§ **GOAL**
Can you pull out each line of the data below that includes the word "ffffff"?

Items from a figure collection
* begin *

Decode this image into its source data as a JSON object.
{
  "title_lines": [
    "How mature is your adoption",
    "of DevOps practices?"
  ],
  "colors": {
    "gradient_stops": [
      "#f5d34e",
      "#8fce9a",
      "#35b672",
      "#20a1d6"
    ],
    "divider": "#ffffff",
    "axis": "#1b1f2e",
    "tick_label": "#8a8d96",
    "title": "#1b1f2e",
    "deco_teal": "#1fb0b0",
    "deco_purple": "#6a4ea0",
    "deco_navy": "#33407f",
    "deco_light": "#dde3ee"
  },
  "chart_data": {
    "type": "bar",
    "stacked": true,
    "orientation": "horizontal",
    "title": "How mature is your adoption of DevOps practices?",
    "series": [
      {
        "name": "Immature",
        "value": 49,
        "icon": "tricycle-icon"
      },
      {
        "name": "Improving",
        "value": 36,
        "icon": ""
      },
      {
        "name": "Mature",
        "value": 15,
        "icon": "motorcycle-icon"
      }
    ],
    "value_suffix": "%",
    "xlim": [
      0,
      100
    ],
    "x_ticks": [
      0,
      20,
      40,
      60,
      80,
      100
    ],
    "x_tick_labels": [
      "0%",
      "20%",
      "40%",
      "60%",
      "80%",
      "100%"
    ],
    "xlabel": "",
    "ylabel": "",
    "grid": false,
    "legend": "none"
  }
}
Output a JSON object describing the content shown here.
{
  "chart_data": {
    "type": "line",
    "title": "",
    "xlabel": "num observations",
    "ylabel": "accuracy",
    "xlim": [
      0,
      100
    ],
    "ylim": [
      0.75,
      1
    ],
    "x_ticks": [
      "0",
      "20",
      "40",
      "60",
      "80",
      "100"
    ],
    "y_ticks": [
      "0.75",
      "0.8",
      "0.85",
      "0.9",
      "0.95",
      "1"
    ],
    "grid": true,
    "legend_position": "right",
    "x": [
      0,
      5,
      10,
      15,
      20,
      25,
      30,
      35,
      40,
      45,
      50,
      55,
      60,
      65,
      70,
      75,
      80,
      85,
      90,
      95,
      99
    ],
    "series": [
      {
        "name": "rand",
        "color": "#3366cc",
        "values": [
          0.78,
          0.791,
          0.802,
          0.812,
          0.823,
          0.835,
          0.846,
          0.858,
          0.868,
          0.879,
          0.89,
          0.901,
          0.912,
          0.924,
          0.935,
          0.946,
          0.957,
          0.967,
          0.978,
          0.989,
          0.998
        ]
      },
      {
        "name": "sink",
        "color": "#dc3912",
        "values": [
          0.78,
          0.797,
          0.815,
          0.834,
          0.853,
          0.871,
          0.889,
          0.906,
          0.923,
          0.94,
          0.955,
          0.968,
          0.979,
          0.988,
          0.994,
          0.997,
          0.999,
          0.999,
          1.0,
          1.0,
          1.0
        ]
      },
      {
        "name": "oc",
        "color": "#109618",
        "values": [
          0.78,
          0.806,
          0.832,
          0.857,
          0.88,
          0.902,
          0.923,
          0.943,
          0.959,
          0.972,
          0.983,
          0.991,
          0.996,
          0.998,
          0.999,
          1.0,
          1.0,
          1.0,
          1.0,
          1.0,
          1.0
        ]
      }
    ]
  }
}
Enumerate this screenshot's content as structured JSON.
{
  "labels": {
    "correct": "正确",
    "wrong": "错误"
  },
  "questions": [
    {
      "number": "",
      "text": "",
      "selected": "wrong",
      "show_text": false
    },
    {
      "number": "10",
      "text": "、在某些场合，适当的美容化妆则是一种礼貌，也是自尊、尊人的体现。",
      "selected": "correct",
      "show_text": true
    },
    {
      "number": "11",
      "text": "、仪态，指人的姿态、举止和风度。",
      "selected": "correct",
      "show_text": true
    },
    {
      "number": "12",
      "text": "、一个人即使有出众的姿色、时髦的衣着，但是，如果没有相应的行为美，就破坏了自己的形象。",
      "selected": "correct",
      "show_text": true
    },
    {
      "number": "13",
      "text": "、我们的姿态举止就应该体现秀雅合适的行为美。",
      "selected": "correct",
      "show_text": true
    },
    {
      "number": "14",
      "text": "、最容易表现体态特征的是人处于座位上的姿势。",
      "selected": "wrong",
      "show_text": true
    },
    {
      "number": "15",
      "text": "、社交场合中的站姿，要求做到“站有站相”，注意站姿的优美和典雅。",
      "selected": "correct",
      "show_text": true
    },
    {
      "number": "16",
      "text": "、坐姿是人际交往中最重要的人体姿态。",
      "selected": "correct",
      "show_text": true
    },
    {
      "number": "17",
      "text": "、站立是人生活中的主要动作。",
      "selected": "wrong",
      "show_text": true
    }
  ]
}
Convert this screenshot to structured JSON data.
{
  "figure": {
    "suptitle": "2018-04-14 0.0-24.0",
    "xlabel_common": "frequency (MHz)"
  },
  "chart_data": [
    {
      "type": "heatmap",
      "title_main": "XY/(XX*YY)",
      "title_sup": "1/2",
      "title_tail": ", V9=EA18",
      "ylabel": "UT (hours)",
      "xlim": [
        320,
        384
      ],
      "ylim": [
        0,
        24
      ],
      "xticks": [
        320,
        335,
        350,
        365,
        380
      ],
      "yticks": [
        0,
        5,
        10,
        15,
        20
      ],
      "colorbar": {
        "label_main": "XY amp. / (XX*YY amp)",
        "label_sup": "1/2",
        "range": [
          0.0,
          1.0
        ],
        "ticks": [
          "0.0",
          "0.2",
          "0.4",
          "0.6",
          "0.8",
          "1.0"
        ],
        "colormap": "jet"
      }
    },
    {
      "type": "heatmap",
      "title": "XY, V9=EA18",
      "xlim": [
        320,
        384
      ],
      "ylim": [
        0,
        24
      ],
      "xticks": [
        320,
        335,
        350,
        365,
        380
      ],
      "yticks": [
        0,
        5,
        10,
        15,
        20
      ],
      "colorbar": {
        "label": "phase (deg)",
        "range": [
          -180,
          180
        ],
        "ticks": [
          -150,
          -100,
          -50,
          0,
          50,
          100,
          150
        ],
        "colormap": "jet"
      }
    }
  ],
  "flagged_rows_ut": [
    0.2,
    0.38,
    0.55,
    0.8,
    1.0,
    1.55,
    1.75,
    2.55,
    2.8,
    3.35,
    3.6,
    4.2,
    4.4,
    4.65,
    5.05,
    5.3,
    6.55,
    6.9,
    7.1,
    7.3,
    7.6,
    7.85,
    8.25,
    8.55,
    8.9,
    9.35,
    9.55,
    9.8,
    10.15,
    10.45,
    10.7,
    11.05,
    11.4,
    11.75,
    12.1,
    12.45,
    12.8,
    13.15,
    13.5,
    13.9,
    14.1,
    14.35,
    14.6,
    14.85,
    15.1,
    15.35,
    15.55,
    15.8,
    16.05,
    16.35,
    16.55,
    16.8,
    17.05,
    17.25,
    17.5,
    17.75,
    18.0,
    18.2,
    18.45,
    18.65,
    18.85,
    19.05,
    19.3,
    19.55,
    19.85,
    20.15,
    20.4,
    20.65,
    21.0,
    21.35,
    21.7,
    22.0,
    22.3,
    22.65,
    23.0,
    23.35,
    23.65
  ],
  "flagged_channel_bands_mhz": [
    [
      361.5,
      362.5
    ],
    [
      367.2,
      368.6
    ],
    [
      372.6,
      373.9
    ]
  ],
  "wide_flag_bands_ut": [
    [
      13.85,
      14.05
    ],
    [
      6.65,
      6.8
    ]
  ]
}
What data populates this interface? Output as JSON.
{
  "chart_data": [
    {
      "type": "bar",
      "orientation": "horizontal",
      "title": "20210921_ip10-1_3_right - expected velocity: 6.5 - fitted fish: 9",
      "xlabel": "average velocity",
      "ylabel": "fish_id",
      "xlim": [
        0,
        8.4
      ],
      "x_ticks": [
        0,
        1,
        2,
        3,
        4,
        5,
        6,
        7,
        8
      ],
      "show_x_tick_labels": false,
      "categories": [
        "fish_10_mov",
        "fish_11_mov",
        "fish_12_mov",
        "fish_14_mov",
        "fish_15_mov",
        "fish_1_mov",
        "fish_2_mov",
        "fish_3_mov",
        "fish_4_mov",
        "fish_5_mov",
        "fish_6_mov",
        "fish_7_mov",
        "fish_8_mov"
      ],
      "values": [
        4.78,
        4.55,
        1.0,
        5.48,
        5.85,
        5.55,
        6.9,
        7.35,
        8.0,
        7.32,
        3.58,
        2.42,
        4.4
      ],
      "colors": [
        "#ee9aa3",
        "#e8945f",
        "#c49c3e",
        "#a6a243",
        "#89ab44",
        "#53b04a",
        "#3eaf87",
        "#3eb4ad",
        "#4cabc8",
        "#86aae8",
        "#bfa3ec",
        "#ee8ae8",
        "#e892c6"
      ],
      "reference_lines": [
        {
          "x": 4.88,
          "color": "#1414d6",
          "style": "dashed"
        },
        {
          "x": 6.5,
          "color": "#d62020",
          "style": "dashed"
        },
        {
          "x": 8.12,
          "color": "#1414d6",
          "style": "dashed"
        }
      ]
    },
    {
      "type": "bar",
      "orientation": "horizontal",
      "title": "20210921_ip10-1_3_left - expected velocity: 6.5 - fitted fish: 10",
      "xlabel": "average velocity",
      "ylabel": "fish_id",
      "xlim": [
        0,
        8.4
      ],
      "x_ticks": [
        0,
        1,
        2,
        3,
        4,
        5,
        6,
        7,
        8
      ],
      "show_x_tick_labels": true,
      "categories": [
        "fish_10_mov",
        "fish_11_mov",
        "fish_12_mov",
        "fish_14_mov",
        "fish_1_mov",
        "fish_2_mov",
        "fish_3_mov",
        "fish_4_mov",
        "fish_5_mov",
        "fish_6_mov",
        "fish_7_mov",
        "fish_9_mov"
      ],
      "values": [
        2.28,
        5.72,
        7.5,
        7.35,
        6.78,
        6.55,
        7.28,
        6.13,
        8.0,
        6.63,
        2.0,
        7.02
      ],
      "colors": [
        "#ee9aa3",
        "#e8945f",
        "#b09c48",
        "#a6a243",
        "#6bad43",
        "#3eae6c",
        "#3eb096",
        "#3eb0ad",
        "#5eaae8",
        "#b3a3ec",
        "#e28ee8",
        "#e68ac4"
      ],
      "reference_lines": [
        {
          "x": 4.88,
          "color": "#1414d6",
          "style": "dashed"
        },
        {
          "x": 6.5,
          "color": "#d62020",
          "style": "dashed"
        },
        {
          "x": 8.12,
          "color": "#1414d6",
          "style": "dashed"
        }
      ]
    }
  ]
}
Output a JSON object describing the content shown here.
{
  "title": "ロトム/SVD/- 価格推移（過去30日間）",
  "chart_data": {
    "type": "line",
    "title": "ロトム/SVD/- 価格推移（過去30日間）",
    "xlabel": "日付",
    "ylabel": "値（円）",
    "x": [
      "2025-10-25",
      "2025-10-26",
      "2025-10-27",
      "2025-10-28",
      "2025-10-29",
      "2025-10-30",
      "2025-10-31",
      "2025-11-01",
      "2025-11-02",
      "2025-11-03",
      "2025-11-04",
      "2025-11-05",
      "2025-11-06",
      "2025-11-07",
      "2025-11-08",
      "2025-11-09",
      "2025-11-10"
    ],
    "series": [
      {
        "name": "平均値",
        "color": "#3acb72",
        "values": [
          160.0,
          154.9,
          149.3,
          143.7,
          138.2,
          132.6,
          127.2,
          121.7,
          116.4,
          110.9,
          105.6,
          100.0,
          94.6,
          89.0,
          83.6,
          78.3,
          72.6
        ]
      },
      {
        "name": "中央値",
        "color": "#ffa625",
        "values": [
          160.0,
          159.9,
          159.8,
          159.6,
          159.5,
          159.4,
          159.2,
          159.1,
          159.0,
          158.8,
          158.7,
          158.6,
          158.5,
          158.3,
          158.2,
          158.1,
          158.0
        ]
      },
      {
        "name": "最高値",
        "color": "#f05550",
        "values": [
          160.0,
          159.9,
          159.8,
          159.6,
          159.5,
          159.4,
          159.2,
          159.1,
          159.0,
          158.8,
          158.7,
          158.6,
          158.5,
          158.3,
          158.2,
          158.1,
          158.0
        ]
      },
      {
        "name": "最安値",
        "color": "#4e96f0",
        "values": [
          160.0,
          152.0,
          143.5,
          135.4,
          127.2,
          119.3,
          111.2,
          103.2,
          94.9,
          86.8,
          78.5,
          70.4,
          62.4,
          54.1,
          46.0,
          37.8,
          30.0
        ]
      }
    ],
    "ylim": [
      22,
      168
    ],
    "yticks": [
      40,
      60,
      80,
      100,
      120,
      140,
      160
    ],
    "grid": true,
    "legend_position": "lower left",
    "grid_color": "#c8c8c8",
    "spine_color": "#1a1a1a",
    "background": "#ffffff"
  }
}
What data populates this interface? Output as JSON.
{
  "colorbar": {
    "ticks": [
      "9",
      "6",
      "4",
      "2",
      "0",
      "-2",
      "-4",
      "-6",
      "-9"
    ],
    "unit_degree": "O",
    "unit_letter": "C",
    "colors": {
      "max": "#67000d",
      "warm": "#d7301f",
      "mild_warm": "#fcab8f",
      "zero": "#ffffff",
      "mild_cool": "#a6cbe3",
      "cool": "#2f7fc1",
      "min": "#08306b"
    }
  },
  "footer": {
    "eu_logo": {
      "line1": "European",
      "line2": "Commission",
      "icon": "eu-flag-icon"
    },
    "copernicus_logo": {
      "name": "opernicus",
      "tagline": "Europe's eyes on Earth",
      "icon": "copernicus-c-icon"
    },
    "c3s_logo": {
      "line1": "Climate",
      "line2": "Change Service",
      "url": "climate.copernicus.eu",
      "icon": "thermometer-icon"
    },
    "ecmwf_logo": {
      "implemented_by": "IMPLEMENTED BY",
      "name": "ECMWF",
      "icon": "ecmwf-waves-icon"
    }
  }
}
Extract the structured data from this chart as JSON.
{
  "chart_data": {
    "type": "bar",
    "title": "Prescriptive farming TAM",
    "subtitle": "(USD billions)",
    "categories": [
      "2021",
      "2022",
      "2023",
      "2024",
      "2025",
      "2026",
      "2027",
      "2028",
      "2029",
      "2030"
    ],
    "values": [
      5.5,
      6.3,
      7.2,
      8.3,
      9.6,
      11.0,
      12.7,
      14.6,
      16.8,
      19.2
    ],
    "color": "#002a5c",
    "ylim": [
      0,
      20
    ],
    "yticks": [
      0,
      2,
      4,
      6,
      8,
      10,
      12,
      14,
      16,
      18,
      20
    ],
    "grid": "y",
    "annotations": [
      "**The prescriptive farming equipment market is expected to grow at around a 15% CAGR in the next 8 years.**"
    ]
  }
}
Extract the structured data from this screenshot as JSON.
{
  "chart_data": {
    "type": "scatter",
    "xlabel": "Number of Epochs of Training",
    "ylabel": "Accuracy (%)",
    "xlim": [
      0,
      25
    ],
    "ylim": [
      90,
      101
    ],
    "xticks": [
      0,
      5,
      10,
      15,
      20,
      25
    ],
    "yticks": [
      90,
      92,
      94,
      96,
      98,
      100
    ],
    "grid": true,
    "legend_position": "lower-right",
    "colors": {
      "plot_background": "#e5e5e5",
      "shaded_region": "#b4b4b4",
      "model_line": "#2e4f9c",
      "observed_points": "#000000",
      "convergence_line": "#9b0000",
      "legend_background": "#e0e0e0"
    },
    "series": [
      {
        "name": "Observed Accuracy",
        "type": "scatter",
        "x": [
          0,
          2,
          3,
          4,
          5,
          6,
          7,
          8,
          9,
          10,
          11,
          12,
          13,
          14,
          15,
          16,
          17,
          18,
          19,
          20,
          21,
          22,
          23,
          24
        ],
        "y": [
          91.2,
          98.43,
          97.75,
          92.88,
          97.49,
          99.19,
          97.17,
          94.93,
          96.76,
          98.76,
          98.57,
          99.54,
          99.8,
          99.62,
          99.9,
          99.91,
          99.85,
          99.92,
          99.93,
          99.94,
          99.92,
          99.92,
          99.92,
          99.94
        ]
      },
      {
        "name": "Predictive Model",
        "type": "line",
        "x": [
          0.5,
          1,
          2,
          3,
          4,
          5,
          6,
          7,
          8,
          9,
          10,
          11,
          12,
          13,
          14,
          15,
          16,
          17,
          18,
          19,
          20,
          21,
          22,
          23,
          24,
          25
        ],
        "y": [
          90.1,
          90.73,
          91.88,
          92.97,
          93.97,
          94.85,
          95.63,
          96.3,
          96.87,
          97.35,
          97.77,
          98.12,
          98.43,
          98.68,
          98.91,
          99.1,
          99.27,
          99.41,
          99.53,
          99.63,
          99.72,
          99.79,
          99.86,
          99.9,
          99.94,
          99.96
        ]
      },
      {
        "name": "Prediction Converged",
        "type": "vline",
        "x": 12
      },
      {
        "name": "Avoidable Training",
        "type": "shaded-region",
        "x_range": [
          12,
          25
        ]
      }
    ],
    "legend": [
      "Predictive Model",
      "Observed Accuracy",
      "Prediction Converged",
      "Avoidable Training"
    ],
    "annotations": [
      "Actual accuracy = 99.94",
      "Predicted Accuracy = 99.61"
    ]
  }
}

* end *

§ **TASK RESPONSE**
    "divider": "#ffffff",
    "background": "#ffffff"
      "zero": "#ffffff",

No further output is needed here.